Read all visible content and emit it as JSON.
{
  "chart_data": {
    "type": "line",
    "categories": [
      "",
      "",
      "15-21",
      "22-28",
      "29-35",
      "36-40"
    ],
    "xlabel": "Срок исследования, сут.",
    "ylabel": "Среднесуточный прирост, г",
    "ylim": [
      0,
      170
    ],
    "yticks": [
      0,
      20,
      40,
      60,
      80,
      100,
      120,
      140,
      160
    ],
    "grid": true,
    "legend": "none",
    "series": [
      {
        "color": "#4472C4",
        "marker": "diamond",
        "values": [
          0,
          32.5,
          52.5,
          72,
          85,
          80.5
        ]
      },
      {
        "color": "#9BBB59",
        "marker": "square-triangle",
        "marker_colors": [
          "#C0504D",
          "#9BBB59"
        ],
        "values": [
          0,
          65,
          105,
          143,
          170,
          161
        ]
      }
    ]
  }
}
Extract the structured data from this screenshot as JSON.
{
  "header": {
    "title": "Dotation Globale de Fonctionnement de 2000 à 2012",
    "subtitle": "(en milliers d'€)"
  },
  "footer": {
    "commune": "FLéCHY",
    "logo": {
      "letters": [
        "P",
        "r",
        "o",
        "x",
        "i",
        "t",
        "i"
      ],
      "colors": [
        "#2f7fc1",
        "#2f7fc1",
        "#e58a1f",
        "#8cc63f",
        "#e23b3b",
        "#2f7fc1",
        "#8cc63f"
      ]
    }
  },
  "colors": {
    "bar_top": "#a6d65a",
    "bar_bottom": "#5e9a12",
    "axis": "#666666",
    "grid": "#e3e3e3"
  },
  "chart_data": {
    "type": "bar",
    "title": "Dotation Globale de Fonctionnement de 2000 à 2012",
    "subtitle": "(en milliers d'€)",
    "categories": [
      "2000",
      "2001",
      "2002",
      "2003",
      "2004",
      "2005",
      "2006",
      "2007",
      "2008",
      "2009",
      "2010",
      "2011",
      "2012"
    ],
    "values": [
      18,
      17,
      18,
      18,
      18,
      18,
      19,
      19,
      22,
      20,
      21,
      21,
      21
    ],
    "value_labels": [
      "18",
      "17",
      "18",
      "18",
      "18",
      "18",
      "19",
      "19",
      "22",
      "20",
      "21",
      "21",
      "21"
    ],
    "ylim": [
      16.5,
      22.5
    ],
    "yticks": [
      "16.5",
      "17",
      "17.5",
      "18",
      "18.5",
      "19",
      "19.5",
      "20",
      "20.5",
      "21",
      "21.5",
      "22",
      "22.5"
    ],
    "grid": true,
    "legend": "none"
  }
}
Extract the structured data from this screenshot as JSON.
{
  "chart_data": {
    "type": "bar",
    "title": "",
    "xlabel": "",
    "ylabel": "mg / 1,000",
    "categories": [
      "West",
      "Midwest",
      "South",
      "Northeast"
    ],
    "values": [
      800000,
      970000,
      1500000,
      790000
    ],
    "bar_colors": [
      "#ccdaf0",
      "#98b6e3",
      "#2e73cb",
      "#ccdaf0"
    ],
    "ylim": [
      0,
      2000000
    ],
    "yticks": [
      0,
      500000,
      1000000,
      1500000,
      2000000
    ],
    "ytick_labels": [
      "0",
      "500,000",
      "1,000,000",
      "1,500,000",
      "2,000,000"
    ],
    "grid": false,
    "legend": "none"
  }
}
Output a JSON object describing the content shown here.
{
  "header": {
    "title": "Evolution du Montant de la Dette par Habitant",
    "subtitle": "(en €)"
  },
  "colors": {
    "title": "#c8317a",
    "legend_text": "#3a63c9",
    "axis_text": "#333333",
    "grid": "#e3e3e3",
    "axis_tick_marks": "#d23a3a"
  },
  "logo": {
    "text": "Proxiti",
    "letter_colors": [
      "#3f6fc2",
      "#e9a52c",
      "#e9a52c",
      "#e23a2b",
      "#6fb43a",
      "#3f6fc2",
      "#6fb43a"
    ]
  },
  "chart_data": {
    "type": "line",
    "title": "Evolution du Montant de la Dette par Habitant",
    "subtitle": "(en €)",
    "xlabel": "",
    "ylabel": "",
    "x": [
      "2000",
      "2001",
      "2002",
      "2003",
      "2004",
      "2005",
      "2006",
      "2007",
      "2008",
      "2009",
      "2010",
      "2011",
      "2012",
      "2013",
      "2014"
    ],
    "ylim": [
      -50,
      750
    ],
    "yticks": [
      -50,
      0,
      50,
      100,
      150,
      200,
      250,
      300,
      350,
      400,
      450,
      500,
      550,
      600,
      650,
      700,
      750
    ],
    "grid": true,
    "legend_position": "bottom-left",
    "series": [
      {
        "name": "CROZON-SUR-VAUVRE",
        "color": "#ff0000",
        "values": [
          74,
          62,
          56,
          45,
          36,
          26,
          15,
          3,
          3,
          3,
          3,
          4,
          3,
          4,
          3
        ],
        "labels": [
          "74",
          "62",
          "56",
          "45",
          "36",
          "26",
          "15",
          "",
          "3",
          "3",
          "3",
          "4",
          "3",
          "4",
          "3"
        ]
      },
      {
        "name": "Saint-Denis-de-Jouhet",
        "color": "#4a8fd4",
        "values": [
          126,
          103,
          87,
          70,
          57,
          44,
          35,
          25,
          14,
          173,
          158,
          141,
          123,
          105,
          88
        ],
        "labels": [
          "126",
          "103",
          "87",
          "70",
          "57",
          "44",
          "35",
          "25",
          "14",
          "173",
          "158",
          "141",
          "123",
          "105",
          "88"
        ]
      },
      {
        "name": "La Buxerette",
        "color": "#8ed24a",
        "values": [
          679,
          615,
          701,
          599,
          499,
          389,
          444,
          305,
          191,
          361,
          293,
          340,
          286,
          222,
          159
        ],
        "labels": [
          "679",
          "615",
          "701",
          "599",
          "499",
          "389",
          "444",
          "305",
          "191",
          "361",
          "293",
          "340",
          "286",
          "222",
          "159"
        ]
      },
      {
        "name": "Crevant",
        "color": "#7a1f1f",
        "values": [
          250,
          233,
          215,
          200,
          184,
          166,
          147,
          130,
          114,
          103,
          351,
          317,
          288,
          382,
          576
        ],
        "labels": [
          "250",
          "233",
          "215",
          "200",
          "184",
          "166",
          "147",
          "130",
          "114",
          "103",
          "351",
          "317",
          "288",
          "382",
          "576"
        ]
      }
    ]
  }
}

_Aim:_
Locate the lines above that hold the word "JSON". Show every one of them.

_Worked answer:_
Read all visible content and emit it as JSON.
Extract the structured data from this screenshot as JSON.
Extract the structured data from this screenshot as JSON.
Output a JSON object describing the content shown here.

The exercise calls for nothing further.